§ Data excerpts:

__________

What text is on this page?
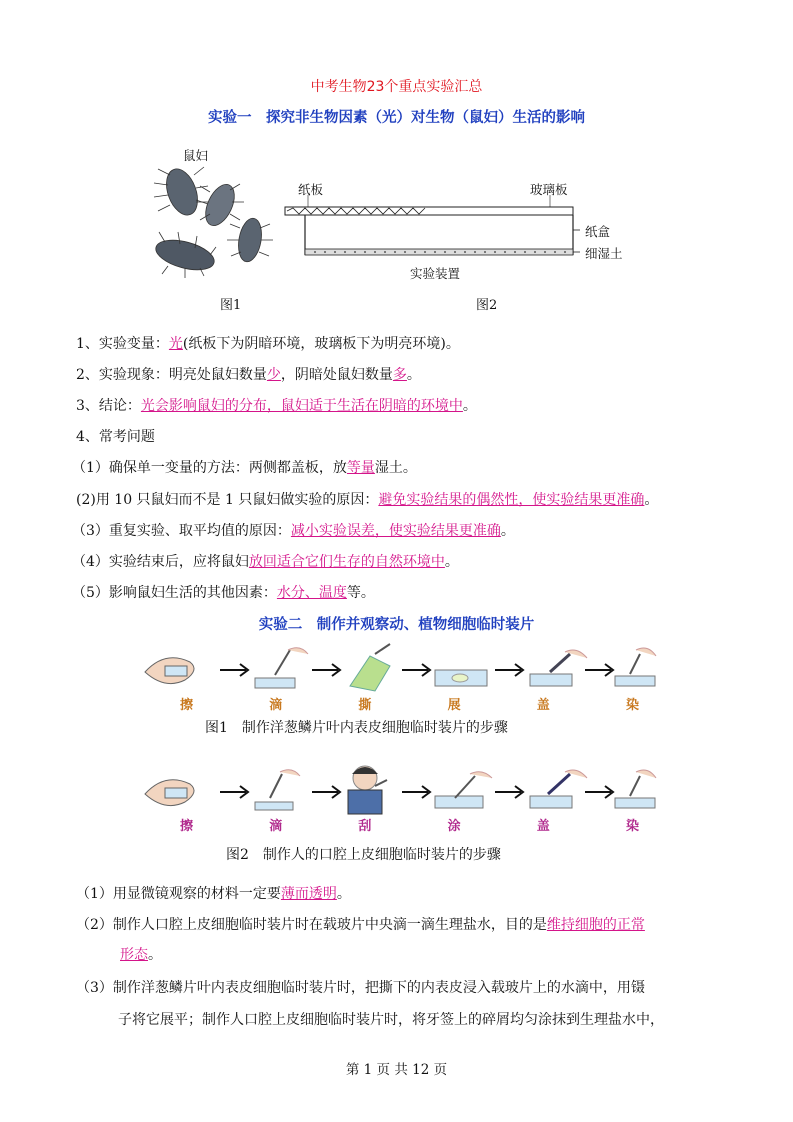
中考生物23个重点实验汇总
实验一　探究非生物因素（光）对生物（鼠妇）生活的影响
鼠妇
图1
纸板	玻璃板
纸盒
细湿土
实验装置
图2
1、实验变量：光(纸板下为阴暗环境，玻璃板下为明亮环境)。
2、实验现象：明亮处鼠妇数量少，阴暗处鼠妇数量多。
3、结论：光会影响鼠妇的分布，鼠妇适于生活在阴暗的环境中。
4、常考问题
（1）确保单一变量的方法：两侧都盖板，放等量湿土。
(2)用 10 只鼠妇而不是 1 只鼠妇做实验的原因：避免实验结果的偶然性，使实验结果更准确。
（3）重复实验、取平均值的原因：减小实验误差，使实验结果更准确。
（4）实验结束后，应将鼠妇放回适合它们生存的自然环境中。
（5）影响鼠妇生活的其他因素：水分、温度等。
实验二　制作并观察动、植物细胞临时装片
擦	滴	撕	展	盖	染
图1　制作洋葱鳞片叶内表皮细胞临时装片的步骤
擦	滴	刮	涂	盖	染
图2　制作人的口腔上皮细胞临时装片的步骤
（1）用显微镜观察的材料一定要薄而透明。
（2）制作人口腔上皮细胞临时装片时在载玻片中央滴一滴生理盐水，目的是维持细胞的正常
形态。
（3）制作洋葱鳞片叶内表皮细胞临时装片时，把撕下的内表皮浸入载玻片上的水滴中，用镊
子将它展平；制作人口腔上皮细胞临时装片时，将牙签上的碎屑均匀涂抹到生理盐水中，
第 1 页 共 12 页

__________

§ Request: Write out the whole listing again, exactly, with no pictures.

§ Exercise output:
What text is on this page?
中考生物23个重点实验汇总
实验一　探究非生物因素（光）对生物（鼠妇）生活的影响
鼠妇
图1
纸板	玻璃板
纸盒
细湿土
实验装置
图2
1、实验变量：光(纸板下为阴暗环境，玻璃板下为明亮环境)。
2、实验现象：明亮处鼠妇数量少，阴暗处鼠妇数量多。
3、结论：光会影响鼠妇的分布，鼠妇适于生活在阴暗的环境中。
4、常考问题
（1）确保单一变量的方法：两侧都盖板，放等量湿土。
(2)用 10 只鼠妇而不是 1 只鼠妇做实验的原因：避免实验结果的偶然性，使实验结果更准确。
（3）重复实验、取平均值的原因：减小实验误差，使实验结果更准确。
（4）实验结束后，应将鼠妇放回适合它们生存的自然环境中。
（5）影响鼠妇生活的其他因素：水分、温度等。
实验二　制作并观察动、植物细胞临时装片
擦	滴	撕	展	盖	染
图1　制作洋葱鳞片叶内表皮细胞临时装片的步骤
擦	滴	刮	涂	盖	染
图2　制作人的口腔上皮细胞临时装片的步骤
（1）用显微镜观察的材料一定要薄而透明。
（2）制作人口腔上皮细胞临时装片时在载玻片中央滴一滴生理盐水，目的是维持细胞的正常
形态。
（3）制作洋葱鳞片叶内表皮细胞临时装片时，把撕下的内表皮浸入载玻片上的水滴中，用镊
子将它展平；制作人口腔上皮细胞临时装片时，将牙签上的碎屑均匀涂抹到生理盐水中，
第 1 页 共 12 页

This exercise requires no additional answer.